▸ **WORK TO DO**:
Can you copy the records verbatim, from the start through the line containing "tab[interactable]: Security Audit", including both ends?

* START DATA SUPPLIED *

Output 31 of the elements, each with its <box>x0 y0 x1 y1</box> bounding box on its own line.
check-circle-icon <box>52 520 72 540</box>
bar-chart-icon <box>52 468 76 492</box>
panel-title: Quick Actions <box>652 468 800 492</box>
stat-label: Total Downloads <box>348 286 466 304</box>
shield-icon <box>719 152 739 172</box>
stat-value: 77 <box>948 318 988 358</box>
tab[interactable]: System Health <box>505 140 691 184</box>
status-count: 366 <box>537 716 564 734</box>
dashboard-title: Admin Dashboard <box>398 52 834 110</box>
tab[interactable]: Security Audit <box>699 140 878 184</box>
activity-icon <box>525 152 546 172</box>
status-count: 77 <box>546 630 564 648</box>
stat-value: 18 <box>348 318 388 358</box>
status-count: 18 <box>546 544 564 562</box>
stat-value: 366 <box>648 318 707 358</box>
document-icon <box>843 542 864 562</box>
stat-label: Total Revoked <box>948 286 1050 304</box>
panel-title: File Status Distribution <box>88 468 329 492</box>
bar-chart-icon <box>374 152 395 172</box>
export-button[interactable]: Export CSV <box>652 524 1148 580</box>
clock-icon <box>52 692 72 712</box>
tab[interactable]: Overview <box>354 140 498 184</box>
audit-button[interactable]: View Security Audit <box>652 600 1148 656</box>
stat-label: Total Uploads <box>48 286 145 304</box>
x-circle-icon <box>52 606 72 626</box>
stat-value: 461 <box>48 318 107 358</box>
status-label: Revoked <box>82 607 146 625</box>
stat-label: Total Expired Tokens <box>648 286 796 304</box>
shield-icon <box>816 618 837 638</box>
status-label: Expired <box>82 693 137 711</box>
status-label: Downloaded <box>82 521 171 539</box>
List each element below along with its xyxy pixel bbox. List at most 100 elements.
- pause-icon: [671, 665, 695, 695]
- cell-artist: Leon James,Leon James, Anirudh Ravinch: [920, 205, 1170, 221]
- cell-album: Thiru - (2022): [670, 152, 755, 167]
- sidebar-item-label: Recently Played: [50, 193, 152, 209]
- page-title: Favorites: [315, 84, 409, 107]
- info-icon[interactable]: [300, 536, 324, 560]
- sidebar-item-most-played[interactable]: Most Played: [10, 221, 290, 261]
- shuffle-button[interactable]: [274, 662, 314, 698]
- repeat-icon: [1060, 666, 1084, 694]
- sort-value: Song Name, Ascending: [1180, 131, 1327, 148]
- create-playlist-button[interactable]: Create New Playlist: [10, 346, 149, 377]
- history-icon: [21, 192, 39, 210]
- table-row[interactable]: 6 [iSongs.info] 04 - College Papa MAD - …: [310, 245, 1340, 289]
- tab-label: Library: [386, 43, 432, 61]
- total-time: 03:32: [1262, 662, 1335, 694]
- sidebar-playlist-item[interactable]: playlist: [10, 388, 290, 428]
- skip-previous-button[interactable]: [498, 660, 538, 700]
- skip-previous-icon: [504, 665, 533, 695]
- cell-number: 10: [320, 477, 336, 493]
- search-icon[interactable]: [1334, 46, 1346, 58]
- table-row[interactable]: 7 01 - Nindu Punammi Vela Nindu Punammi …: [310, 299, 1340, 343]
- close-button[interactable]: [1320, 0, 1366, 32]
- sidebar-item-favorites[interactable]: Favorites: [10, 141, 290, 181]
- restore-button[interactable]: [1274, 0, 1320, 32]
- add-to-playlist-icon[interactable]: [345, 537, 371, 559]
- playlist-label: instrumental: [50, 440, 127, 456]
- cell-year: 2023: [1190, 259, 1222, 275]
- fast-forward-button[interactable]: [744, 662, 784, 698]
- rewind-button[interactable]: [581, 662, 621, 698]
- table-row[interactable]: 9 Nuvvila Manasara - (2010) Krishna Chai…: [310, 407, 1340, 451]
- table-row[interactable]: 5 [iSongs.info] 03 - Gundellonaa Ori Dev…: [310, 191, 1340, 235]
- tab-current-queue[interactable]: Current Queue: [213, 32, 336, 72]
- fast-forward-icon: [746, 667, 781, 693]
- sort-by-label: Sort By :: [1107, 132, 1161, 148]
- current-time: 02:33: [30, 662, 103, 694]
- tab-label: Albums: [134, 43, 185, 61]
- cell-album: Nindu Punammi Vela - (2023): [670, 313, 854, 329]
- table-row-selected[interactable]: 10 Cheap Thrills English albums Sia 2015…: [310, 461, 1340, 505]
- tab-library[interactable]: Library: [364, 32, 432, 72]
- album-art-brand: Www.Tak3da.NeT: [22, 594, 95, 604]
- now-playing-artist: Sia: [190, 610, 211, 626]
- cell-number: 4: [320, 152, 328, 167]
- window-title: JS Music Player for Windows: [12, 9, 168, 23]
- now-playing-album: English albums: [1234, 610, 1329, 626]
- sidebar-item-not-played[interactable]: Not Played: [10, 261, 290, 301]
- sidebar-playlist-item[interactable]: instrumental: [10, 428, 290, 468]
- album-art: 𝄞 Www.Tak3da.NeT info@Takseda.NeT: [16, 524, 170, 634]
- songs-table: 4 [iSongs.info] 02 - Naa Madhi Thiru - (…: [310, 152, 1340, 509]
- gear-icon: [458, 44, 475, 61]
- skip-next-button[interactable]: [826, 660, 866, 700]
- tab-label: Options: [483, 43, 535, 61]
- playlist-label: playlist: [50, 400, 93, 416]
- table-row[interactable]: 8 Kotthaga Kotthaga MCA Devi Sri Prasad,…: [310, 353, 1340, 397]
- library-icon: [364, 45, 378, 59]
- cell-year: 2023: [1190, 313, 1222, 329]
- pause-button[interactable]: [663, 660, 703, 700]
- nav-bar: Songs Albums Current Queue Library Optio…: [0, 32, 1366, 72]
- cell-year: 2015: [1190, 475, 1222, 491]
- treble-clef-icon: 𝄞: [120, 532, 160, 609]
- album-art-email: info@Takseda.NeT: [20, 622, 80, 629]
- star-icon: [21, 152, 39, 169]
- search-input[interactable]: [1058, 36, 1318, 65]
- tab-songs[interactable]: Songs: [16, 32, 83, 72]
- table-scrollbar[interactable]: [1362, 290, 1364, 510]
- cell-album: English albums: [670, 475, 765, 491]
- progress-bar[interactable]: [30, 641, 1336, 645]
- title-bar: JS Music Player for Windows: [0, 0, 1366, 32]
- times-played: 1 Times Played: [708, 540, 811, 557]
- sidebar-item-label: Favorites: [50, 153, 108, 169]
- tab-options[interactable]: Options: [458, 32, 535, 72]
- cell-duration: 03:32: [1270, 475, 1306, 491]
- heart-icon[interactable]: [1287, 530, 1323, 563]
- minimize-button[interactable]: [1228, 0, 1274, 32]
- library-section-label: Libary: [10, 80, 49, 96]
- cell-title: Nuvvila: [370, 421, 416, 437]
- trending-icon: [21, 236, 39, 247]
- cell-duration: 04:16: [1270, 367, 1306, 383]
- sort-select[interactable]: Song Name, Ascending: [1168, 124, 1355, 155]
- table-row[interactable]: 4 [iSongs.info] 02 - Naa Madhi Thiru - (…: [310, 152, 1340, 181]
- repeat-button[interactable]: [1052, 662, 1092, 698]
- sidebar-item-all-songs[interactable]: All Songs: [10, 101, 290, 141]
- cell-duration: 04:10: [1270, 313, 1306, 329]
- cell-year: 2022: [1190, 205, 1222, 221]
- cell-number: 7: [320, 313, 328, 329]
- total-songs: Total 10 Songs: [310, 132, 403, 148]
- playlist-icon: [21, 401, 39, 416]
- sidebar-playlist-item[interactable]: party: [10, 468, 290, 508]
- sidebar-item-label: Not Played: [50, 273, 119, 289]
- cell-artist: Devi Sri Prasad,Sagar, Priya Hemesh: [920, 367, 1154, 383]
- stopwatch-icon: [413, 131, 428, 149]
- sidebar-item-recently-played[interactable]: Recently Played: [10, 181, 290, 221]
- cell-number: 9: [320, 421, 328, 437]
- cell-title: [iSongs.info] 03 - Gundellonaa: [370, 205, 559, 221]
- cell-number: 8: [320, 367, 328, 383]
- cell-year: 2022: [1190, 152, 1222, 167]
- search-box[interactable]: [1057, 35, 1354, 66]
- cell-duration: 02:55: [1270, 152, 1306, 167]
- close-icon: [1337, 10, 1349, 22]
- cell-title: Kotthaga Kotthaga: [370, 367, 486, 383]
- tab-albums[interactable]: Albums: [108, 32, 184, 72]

* END DATA SUPPLIED *

▸ **THE SOLUTION**:
Output 31 of the elements, each with its <box>x0 y0 x1 y1</box> bounding box on its own line.
check-circle-icon <box>52 520 72 540</box>
bar-chart-icon <box>52 468 76 492</box>
panel-title: Quick Actions <box>652 468 800 492</box>
stat-label: Total Downloads <box>348 286 466 304</box>
shield-icon <box>719 152 739 172</box>
stat-value: 77 <box>948 318 988 358</box>
tab[interactable]: System Health <box>505 140 691 184</box>
status-count: 366 <box>537 716 564 734</box>
dashboard-title: Admin Dashboard <box>398 52 834 110</box>
tab[interactable]: Security Audit <box>699 140 878 184</box>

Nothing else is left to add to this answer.